AIM
Would you transcribe the whole listing exactly, minus its pictures?

Saved entries
╭──

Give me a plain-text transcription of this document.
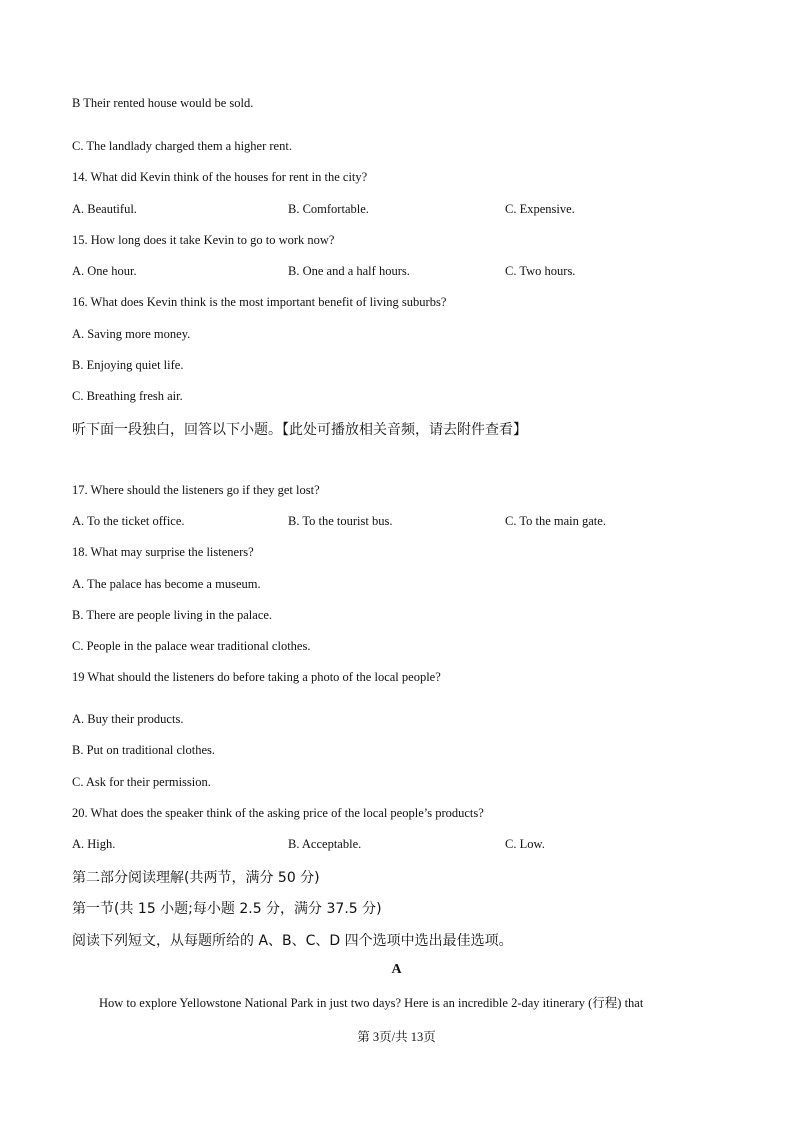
B Their rented house would be sold.
C. The landlady charged them a higher rent.
14. What did Kevin think of the houses for rent in the city?
A. Beautiful.	B. Comfortable.	C. Expensive.
15. How long does it take Kevin to go to work now?
A. One hour.	B. One and a half hours.	C. Two hours.
16. What does Kevin think is the most important benefit of living suburbs?
A. Saving more money.
B. Enjoying quiet life.
C. Breathing fresh air.
听下面一段独白，回答以下小题。【此处可播放相关音频，请去附件查看】
17. Where should the listeners go if they get lost?
A. To the ticket office.	B. To the tourist bus.	C. To the main gate.
18. What may surprise the listeners?
A. The palace has become a museum.
B. There are people living in the palace.
C. People in the palace wear traditional clothes.
19 What should the listeners do before taking a photo of the local people?
A. Buy their products.
B. Put on traditional clothes.
C. Ask for their permission.
20. What does the speaker think of the asking price of the local people’s products?
A. High.	B. Acceptable.	C. Low.
第二部分阅读理解(共两节，满分 50 分)
第一节(共 15 小题;每小题 2.5 分，满分 37.5 分)
阅读下列短文，从每题所给的 A、B、C、D 四个选项中选出最佳选项。
A
How to explore Yellowstone National Park in just two days? Here is an incredible 2-day itinerary (行程) that
第 3页/共 13页
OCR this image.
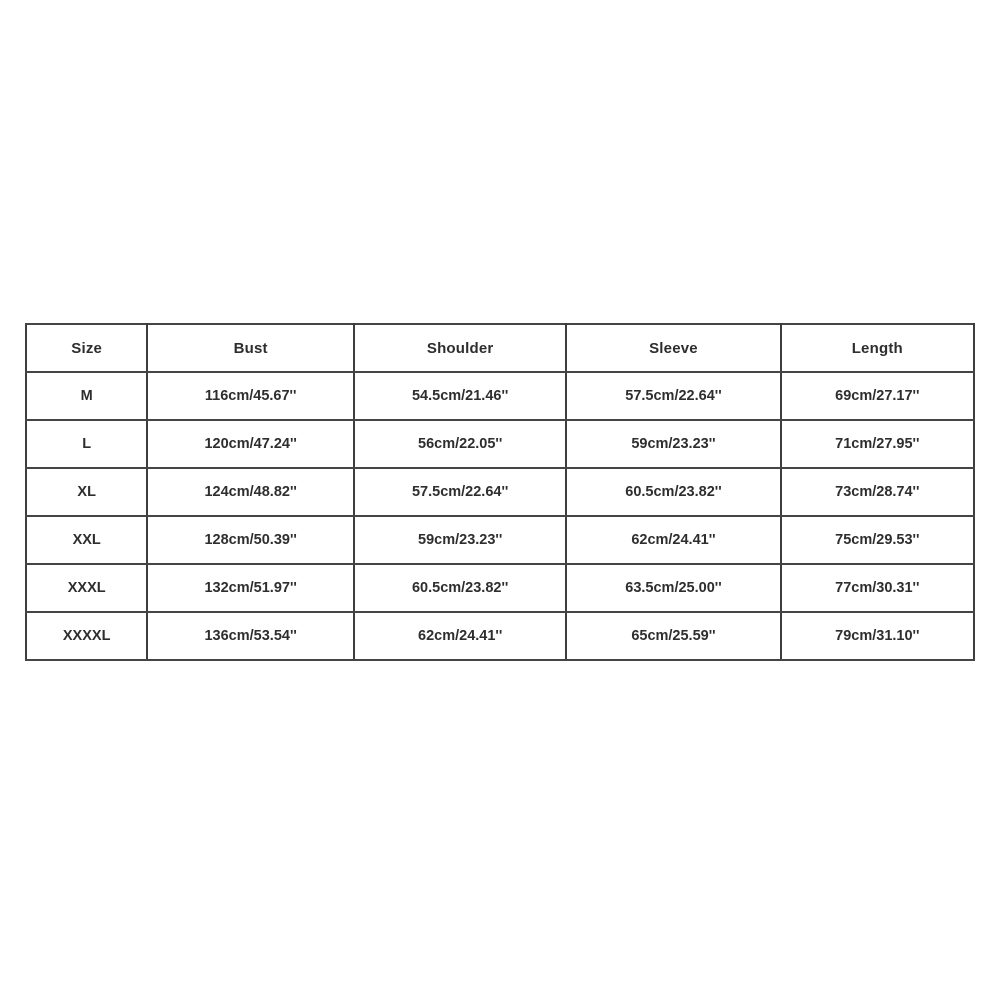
Size	Bust	Shoulder	Sleeve	Length
M	116cm/45.67''	54.5cm/21.46''	57.5cm/22.64''	69cm/27.17''
L	120cm/47.24''	56cm/22.05''	59cm/23.23''	71cm/27.95''
XL	124cm/48.82''	57.5cm/22.64''	60.5cm/23.82''	73cm/28.74''
XXL	128cm/50.39''	59cm/23.23''	62cm/24.41''	75cm/29.53''
XXXL	132cm/51.97''	60.5cm/23.82''	63.5cm/25.00''	77cm/30.31''
XXXXL	136cm/53.54''	62cm/24.41''	65cm/25.59''	79cm/31.10''
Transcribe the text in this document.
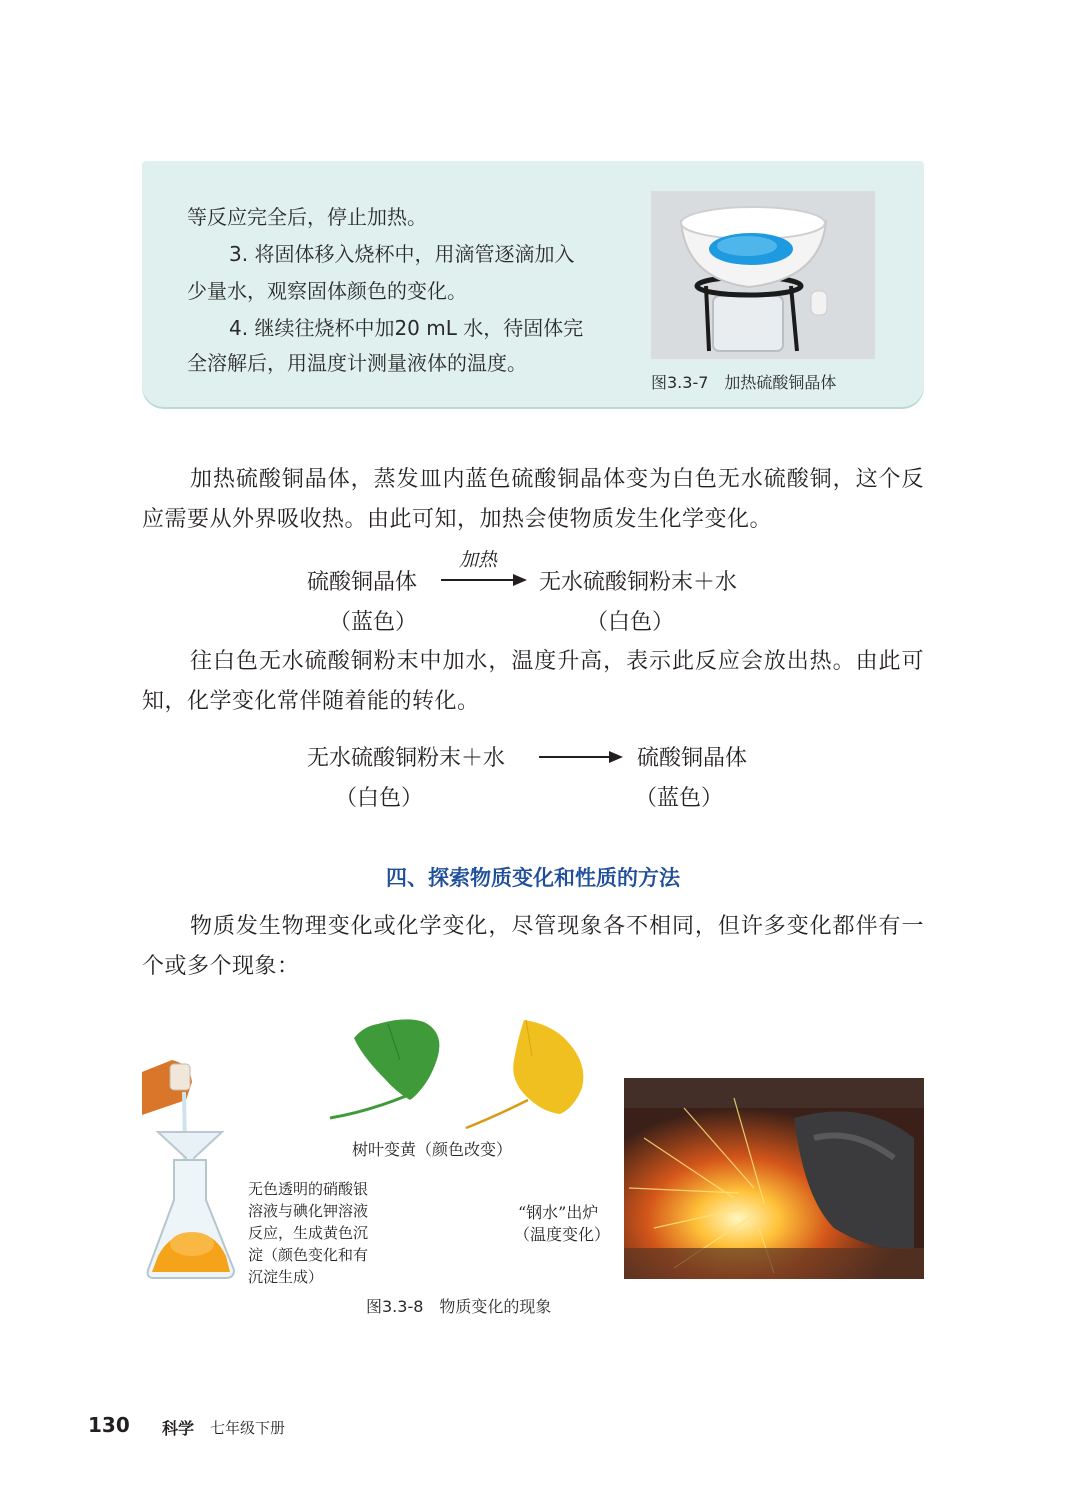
等反应完全后，停止加热。
3. 将固体移入烧杯中，用滴管逐滴加入
少量水，观察固体颜色的变化。
4. 继续往烧杯中加20 mL 水，待固体完
全溶解后，用温度计测量液体的温度。
图3.3-7　加热硫酸铜晶体
加热硫酸铜晶体，蒸发皿内蓝色硫酸铜晶体变为白色无水硫酸铜，这个反应需要从外界吸收热。由此可知，加热会使物质发生化学变化。
硫酸铜晶体
加热
无水硫酸铜粉末＋水
（蓝色）	（白色）
往白色无水硫酸铜粉末中加水，温度升高，表示此反应会放出热。由此可知，化学变化常伴随着能的转化。
无水硫酸铜粉末＋水	硫酸铜晶体
（白色）	（蓝色）
四、探索物质变化和性质的方法
物质发生物理变化或化学变化，尽管现象各不相同，但许多变化都伴有一个或多个现象：
无色透明的硝酸银
溶液与碘化钾溶液
反应，生成黄色沉
淀（颜色变化和有
沉淀生成）
树叶变黄（颜色改变）
“钢水”出炉
（温度变化）
图3.3-8　物质变化的现象
130 科学 七年级下册
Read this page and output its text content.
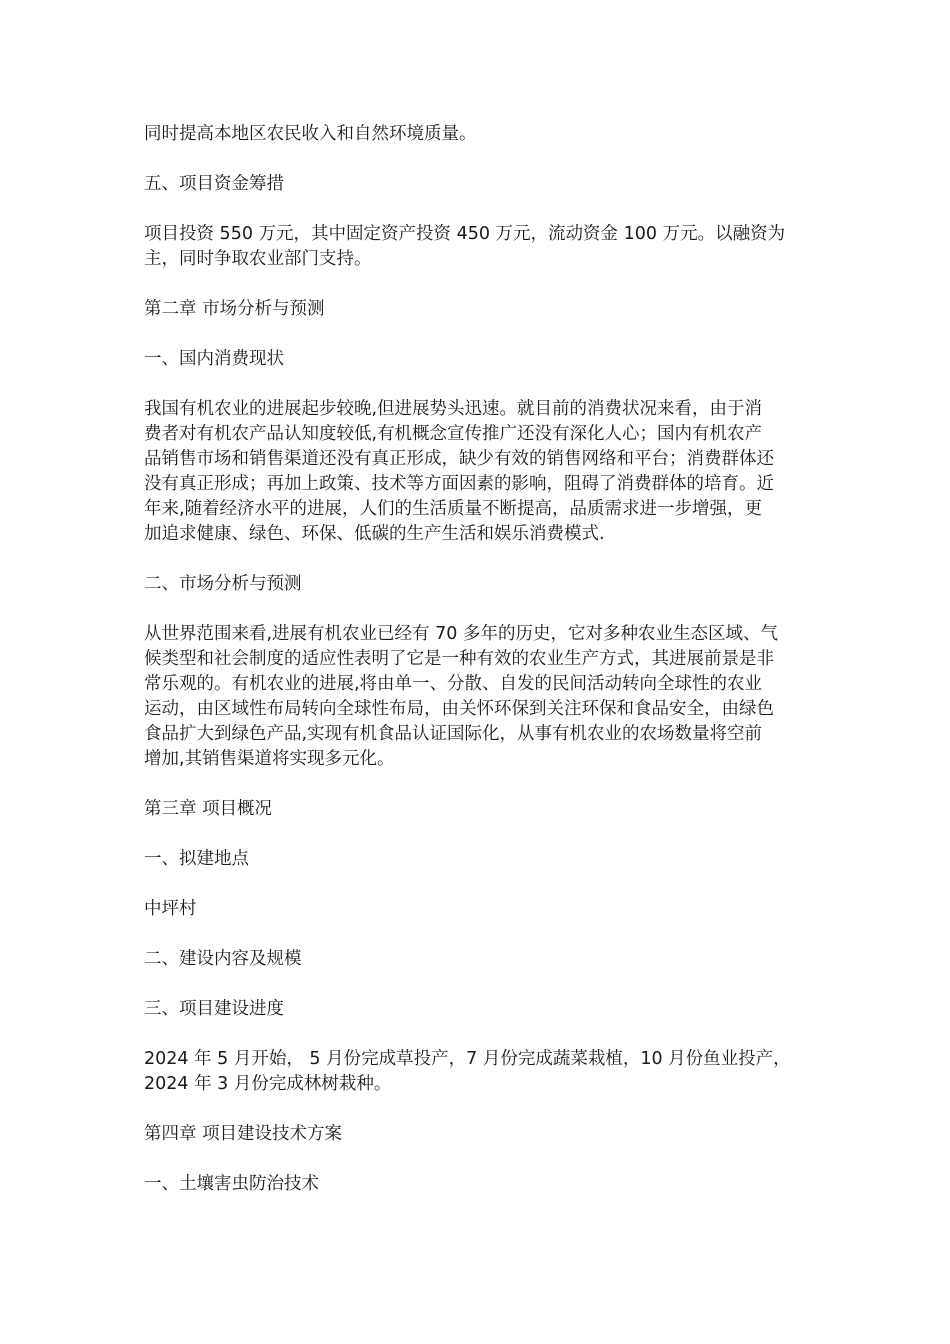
同时提高本地区农民收入和自然环境质量。

五、项目资金筹措

项目投资 550 万元，其中固定资产投资 450 万元，流动资金 100 万元。以融资为
主，同时争取农业部门支持。

第二章 市场分析与预测

一、国内消费现状

我国有机农业的进展起步较晚,但进展势头迅速。就目前的消费状况来看，由于消
费者对有机农产品认知度较低,有机概念宣传推广还没有深化人心；国内有机农产
品销售市场和销售渠道还没有真正形成，缺少有效的销售网络和平台；消费群体还
没有真正形成；再加上政策、技术等方面因素的影响，阻碍了消费群体的培育。近
年来,随着经济水平的进展，人们的生活质量不断提高，品质需求进一步增强，更
加追求健康、绿色、环保、低碳的生产生活和娱乐消费模式.

二、市场分析与预测

从世界范围来看,进展有机农业已经有 70 多年的历史，它对多种农业生态区域、气
候类型和社会制度的适应性表明了它是一种有效的农业生产方式，其进展前景是非
常乐观的。有机农业的进展,将由单一、分散、自发的民间活动转向全球性的农业
运动，由区域性布局转向全球性布局，由关怀环保到关注环保和食品安全，由绿色
食品扩大到绿色产品,实现有机食品认证国际化，从事有机农业的农场数量将空前
增加,其销售渠道将实现多元化。

第三章 项目概况

一、拟建地点

中坪村

二、建设内容及规模

三、项目建设进度

2024 年 5 月开始， 5 月份完成草投产，7 月份完成蔬菜栽植，10 月份鱼业投产，
2024 年 3 月份完成林树栽种。

第四章 项目建设技术方案

一、土壤害虫防治技术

╰──

OUTPUT
Give me a plain-text transcription of this document.
B Their rented house would be sold.
C. The landlady charged them a higher rent.
14. What did Kevin think of the houses for rent in the city?
A. Beautiful.	B. Comfortable.	C. Expensive.
15. How long does it take Kevin to go to work now?
A. One hour.	B. One and a half hours.	C. Two hours.
16. What does Kevin think is the most important benefit of living suburbs?
A. Saving more money.
B. Enjoying quiet life.
C. Breathing fresh air.
听下面一段独白，回答以下小题。【此处可播放相关音频，请去附件查看】
17. Where should the listeners go if they get lost?
A. To the ticket office.	B. To the tourist bus.	C. To the main gate.
18. What may surprise the listeners?
A. The palace has become a museum.
B. There are people living in the palace.
C. People in the palace wear traditional clothes.
19 What should the listeners do before taking a photo of the local people?
A. Buy their products.
B. Put on traditional clothes.
C. Ask for their permission.
20. What does the speaker think of the asking price of the local people’s products?
A. High.	B. Acceptable.	C. Low.
第二部分阅读理解(共两节，满分 50 分)
第一节(共 15 小题;每小题 2.5 分，满分 37.5 分)
阅读下列短文，从每题所给的 A、B、C、D 四个选项中选出最佳选项。
A
How to explore Yellowstone National Park in just two days? Here is an incredible 2-day itinerary (行程) that
第 3页/共 13页
OCR this image.
Size	Bust	Shoulder	Sleeve	Length
M	116cm/45.67''	54.5cm/21.46''	57.5cm/22.64''	69cm/27.17''
L	120cm/47.24''	56cm/22.05''	59cm/23.23''	71cm/27.95''
XL	124cm/48.82''	57.5cm/22.64''	60.5cm/23.82''	73cm/28.74''
XXL	128cm/50.39''	59cm/23.23''	62cm/24.41''	75cm/29.53''
XXXL	132cm/51.97''	60.5cm/23.82''	63.5cm/25.00''	77cm/30.31''
XXXXL	136cm/53.54''	62cm/24.41''	65cm/25.59''	79cm/31.10''
Transcribe the text in this document.
等反应完全后，停止加热。
3. 将固体移入烧杯中，用滴管逐滴加入
少量水，观察固体颜色的变化。
4. 继续往烧杯中加20 mL 水，待固体完
全溶解后，用温度计测量液体的温度。
图3.3-7　加热硫酸铜晶体
加热硫酸铜晶体，蒸发皿内蓝色硫酸铜晶体变为白色无水硫酸铜，这个反应需要从外界吸收热。由此可知，加热会使物质发生化学变化。
硫酸铜晶体
加热
无水硫酸铜粉末＋水
（蓝色）	（白色）
往白色无水硫酸铜粉末中加水，温度升高，表示此反应会放出热。由此可知，化学变化常伴随着能的转化。
无水硫酸铜粉末＋水	硫酸铜晶体
（白色）	（蓝色）
四、探索物质变化和性质的方法
物质发生物理变化或化学变化，尽管现象各不相同，但许多变化都伴有一个或多个现象：
无色透明的硝酸银
溶液与碘化钾溶液
反应，生成黄色沉
淀（颜色变化和有
沉淀生成）
树叶变黄（颜色改变）
“钢水”出炉
（温度变化）
图3.3-8　物质变化的现象
130 科学 七年级下册
Read this page and output its text content.
同时提高本地区农民收入和自然环境质量。

五、项目资金筹措

项目投资 550 万元，其中固定资产投资 450 万元，流动资金 100 万元。以融资为
主，同时争取农业部门支持。

第二章 市场分析与预测

一、国内消费现状

我国有机农业的进展起步较晚,但进展势头迅速。就目前的消费状况来看，由于消
费者对有机农产品认知度较低,有机概念宣传推广还没有深化人心；国内有机农产
品销售市场和销售渠道还没有真正形成，缺少有效的销售网络和平台；消费群体还
没有真正形成；再加上政策、技术等方面因素的影响，阻碍了消费群体的培育。近
年来,随着经济水平的进展，人们的生活质量不断提高，品质需求进一步增强，更
加追求健康、绿色、环保、低碳的生产生活和娱乐消费模式.

二、市场分析与预测

从世界范围来看,进展有机农业已经有 70 多年的历史，它对多种农业生态区域、气
候类型和社会制度的适应性表明了它是一种有效的农业生产方式，其进展前景是非
常乐观的。有机农业的进展,将由单一、分散、自发的民间活动转向全球性的农业
运动，由区域性布局转向全球性布局，由关怀环保到关注环保和食品安全，由绿色
食品扩大到绿色产品,实现有机食品认证国际化，从事有机农业的农场数量将空前
增加,其销售渠道将实现多元化。

第三章 项目概况

一、拟建地点

中坪村

二、建设内容及规模

三、项目建设进度

2024 年 5 月开始， 5 月份完成草投产，7 月份完成蔬菜栽植，10 月份鱼业投产，
2024 年 3 月份完成林树栽种。

第四章 项目建设技术方案

一、土壤害虫防治技术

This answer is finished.